What to produce - Find the lines that contain the word "этажа" and copy each one.

Entries taken from a collection -
##########

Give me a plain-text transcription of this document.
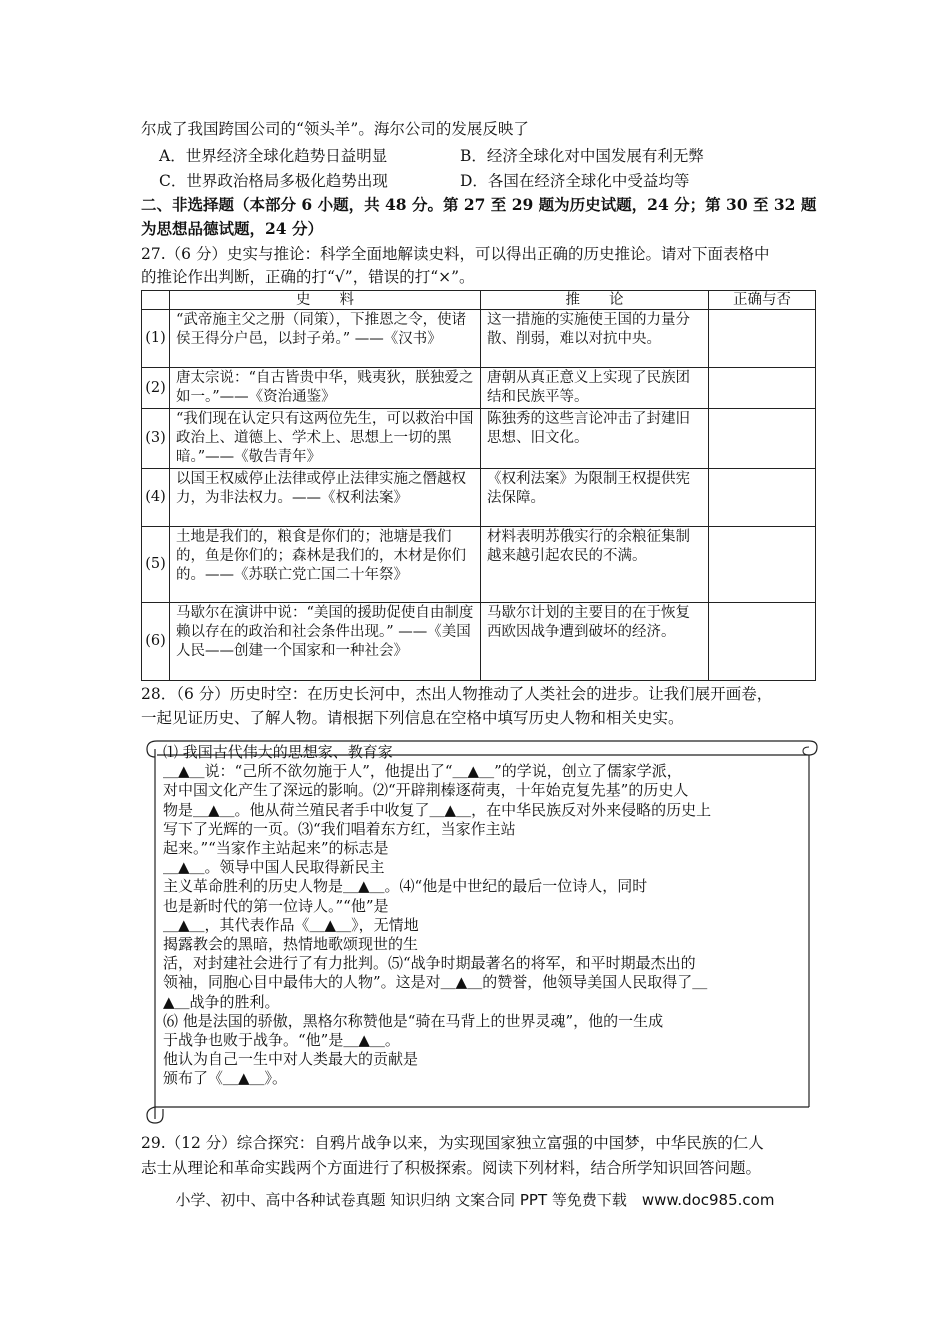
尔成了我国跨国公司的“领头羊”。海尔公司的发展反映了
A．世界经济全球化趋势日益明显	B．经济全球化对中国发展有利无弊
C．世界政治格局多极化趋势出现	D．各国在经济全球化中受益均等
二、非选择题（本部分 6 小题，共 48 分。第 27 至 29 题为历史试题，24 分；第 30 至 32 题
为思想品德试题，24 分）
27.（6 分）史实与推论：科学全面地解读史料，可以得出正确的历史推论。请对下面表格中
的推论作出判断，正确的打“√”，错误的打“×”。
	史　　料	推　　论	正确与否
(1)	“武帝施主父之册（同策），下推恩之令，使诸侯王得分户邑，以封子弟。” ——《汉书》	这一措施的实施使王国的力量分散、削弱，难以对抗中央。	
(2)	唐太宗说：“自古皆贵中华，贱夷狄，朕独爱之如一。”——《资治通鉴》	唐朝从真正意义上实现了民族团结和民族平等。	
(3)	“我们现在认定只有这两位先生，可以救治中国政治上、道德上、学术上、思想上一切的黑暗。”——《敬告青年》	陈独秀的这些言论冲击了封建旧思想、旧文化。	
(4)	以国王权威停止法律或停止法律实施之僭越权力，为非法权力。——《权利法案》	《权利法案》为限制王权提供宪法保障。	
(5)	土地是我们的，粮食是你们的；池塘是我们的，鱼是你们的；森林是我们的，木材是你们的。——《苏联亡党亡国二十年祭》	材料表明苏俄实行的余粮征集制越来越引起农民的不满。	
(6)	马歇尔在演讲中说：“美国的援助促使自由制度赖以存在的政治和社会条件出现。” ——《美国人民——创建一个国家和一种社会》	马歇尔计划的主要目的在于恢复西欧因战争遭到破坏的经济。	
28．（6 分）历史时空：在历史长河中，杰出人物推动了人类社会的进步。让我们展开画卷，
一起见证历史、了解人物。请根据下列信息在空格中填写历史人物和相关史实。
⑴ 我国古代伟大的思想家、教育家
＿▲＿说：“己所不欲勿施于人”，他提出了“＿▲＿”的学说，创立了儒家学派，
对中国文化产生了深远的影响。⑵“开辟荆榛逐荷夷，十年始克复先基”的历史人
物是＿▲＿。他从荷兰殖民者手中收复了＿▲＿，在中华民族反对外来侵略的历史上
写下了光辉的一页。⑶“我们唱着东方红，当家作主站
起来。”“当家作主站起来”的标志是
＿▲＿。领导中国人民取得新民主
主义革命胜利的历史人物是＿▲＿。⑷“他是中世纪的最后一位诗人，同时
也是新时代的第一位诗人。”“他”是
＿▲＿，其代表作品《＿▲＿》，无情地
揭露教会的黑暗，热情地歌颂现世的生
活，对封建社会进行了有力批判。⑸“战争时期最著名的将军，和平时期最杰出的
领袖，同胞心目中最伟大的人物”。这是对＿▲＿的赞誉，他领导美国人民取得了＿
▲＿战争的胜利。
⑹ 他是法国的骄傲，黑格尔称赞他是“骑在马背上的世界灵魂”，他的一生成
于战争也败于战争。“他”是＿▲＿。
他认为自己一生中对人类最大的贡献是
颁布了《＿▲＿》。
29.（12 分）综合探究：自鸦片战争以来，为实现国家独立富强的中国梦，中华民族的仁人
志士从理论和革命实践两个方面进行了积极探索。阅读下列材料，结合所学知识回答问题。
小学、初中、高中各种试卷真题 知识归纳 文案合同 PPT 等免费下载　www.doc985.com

##########

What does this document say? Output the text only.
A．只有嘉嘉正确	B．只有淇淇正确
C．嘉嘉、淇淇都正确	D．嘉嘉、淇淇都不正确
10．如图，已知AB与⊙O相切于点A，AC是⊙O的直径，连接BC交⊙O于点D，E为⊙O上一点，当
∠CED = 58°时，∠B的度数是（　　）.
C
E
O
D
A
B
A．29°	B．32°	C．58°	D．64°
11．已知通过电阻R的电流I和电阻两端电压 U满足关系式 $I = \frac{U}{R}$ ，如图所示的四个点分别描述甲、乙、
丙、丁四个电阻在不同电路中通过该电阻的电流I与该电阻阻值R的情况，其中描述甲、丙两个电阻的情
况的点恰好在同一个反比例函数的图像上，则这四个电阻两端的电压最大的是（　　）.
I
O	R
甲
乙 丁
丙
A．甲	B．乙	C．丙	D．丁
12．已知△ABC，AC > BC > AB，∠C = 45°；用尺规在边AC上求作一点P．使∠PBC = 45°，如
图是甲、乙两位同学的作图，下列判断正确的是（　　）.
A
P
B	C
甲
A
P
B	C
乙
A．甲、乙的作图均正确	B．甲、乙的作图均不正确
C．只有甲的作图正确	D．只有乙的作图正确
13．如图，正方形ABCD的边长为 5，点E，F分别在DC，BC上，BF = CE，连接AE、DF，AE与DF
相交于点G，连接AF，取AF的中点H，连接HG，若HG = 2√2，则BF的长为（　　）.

##########

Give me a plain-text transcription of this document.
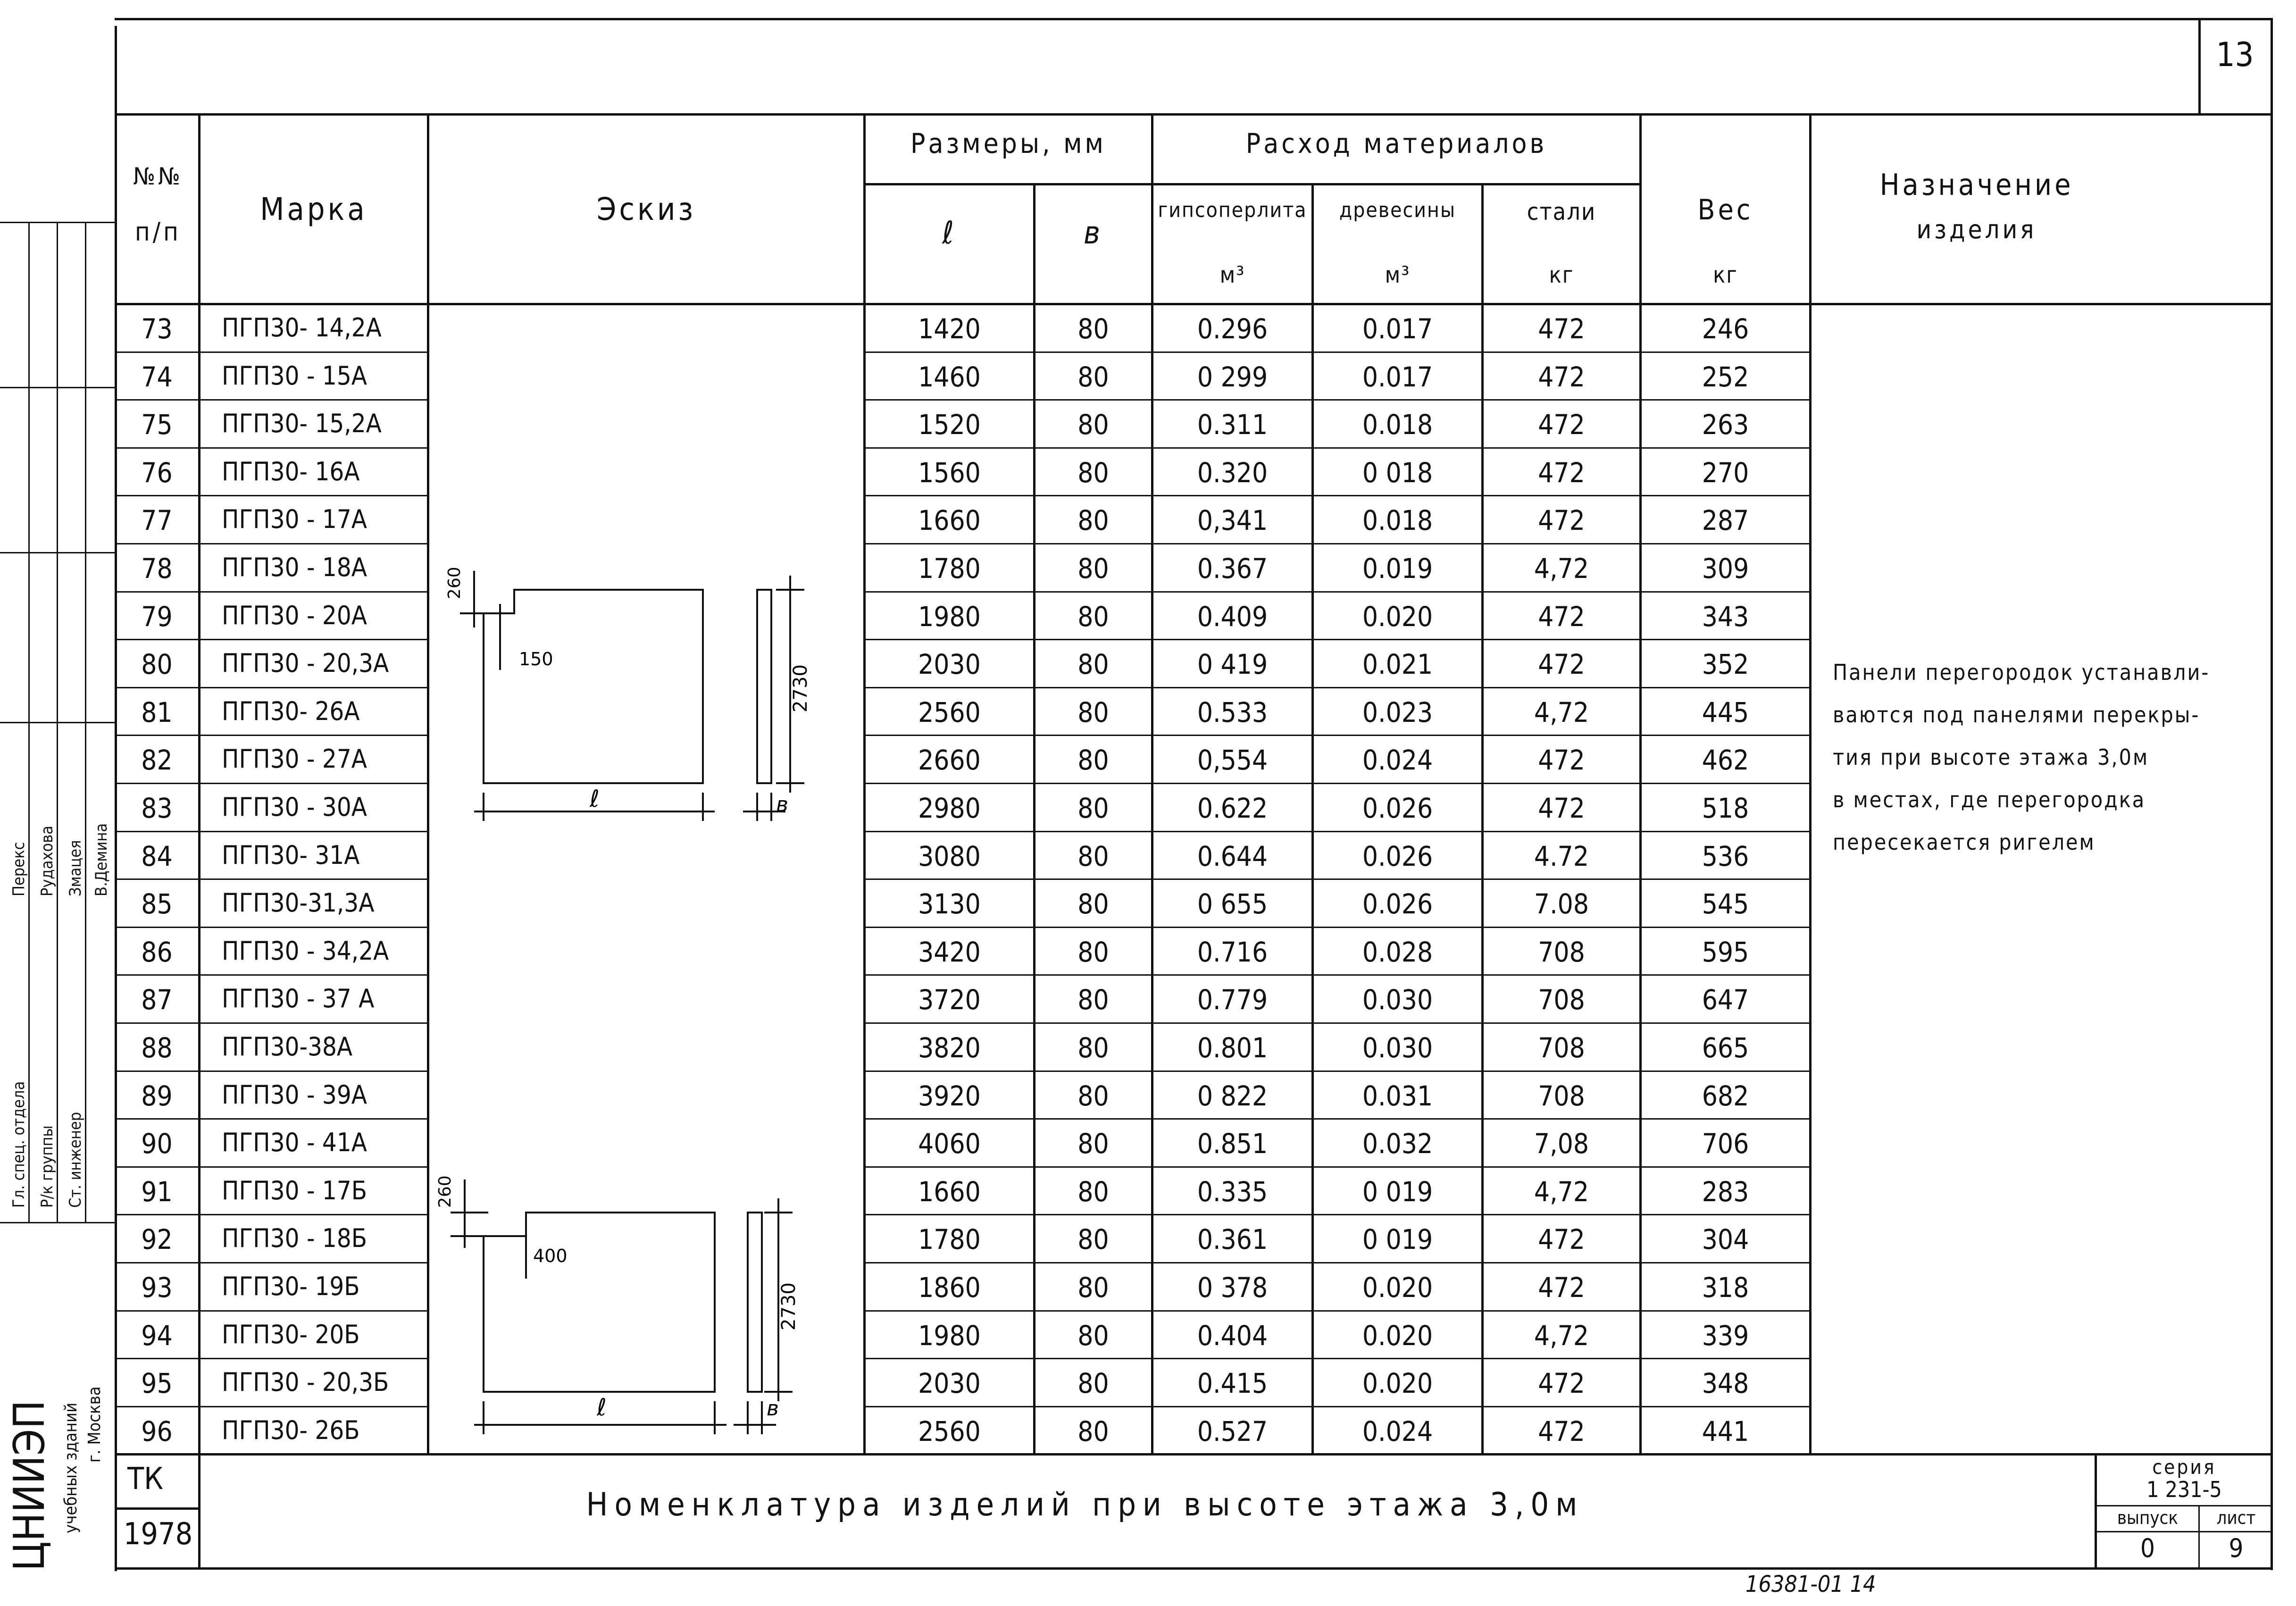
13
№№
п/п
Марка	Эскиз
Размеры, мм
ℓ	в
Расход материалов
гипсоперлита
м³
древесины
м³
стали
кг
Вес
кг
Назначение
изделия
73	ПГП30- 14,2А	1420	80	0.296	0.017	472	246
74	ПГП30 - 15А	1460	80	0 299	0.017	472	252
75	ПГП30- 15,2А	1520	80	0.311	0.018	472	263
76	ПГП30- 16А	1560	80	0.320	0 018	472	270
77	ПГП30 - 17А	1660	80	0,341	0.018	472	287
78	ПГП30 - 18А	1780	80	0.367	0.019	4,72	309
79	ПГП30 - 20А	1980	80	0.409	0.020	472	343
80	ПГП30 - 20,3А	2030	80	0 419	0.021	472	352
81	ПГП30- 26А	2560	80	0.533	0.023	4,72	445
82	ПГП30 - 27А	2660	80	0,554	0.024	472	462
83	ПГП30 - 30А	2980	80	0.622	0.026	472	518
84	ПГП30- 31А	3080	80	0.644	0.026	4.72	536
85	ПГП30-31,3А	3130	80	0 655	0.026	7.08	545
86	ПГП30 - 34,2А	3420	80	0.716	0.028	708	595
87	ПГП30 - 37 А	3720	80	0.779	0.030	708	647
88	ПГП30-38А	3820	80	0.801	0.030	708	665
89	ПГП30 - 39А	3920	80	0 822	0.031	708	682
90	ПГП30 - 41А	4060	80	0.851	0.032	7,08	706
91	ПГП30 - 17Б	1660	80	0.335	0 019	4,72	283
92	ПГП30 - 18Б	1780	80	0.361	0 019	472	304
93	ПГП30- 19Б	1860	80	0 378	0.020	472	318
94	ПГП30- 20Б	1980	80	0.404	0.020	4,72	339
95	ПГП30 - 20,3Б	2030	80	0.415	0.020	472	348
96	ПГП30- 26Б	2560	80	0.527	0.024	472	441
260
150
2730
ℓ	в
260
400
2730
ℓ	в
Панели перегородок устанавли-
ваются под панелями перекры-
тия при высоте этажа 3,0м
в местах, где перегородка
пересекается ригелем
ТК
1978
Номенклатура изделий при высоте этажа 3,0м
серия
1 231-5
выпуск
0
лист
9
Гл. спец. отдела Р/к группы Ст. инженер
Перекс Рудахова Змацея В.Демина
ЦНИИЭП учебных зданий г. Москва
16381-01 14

##########

Answer -
тия при высоте этажа 3,0м
Номенклатура изделий при высоте этажа 3,0м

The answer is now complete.